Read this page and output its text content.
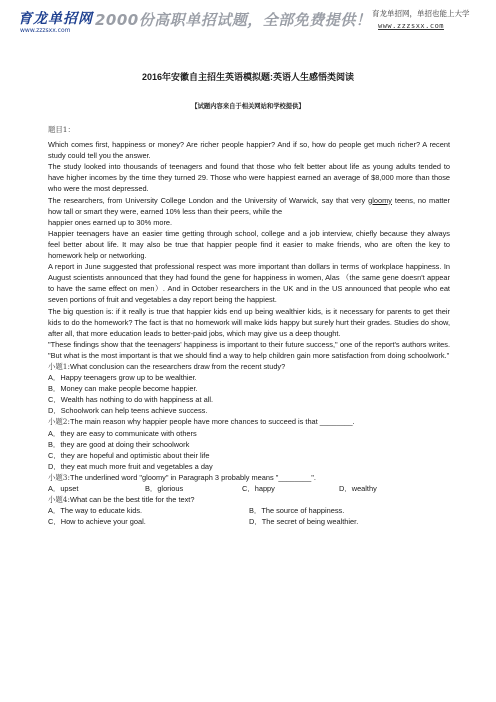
育龙单招网
www.zzzsxx.com
2000份高职单招试题，全部免费提供！ 育龙单招网，单招也能上大学
www.zzzsxx.com
2016年安徽自主招生英语模拟题:英语人生感悟类阅读
【试题内容来自于相关网站和学校提供】

题目1：

Which comes first, happiness or money? Are richer people happier? And if so, how do people get much richer? A recent study could tell you the answer.

The study looked into thousands of teenagers and found that those who felt better about life as young adults tended to have higher incomes by the time they turned 29. Those who were happiest earned an average of $8,000 more than those who were the most depressed.

The researchers, from University College London and the University of Warwick, say that very gloomy teens, no matter how tall or smart they were, earned 10% less than their peers, while the

happier ones earned up to 30% more.

Happier teenagers have an easier time getting through school, college and a job interview, chiefly because they always feel better about life. It may also be true that happier people find it easier to make friends, who are often the key to homework help or networking.

A report in June suggested that professional respect was more important than dollars in terms of workplace happiness. In August scientists announced that they had found the gene for happiness in women, Alas （the same gene doesn't appear to have the same effect on men）. And in October researchers in the UK and in the US announced that people who eat seven portions of fruit and vegetables a day report being the happiest.

The big question is: if it really is true that happier kids end up being wealthier kids, is it necessary for parents to get their kids to do the homework? The fact is that no homework will make kids happy but surely hurt their grades. Studies do show, after all, that more education leads to better-paid jobs, which may give us a deep thought.

"These findings show that the teenagers' happiness is important to their future success," one of the report's authors writes. "But what is the most important is that we should find a way to help children gain more satisfaction from doing schoolwork."

小题1:What conclusion can the researchers draw from the recent study?

A．Happy teenagers grow up to be wealthier.

B．Money can make people become happier.

C．Wealth has nothing to do with happiness at all.

D．Schoolwork can help teens achieve success.

小题2:The main reason why happier people have more chances to succeed is that ________.

A．they are easy to communicate with others

B．they are good at doing their schoolwork

C．they are hopeful and optimistic about their life

D．they eat much more fruit and vegetables a day

小题3:The underlined word "gloomy" in Paragraph 3 probably means "________".

A．upset	B．glorious	C．happy	D．wealthy

小题4:What can be the best title for the text?

A．The way to educate kids.	B．The source of happiness.
C．How to achieve your goal.	D．The secret of being wealthier.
----------------
#### [Exercise]
From the records given above, copy all lines containing "show".

#### [Written solution]
The big question is: if it really is true that happier kids end up being wealthier kids, is it necessary for parents to get their kids to do the homework? The fact is that no homework will make kids happy but surely hurt their grades. Studies do show, after all, that more education leads to better-paid jobs, which may give us a deep thought.
"These findings show that the teenagers' happiness is important to their future success," one of the report's authors writes. "But what is the most important is that we should find a way to help children gain more satisfaction from doing schoolwork."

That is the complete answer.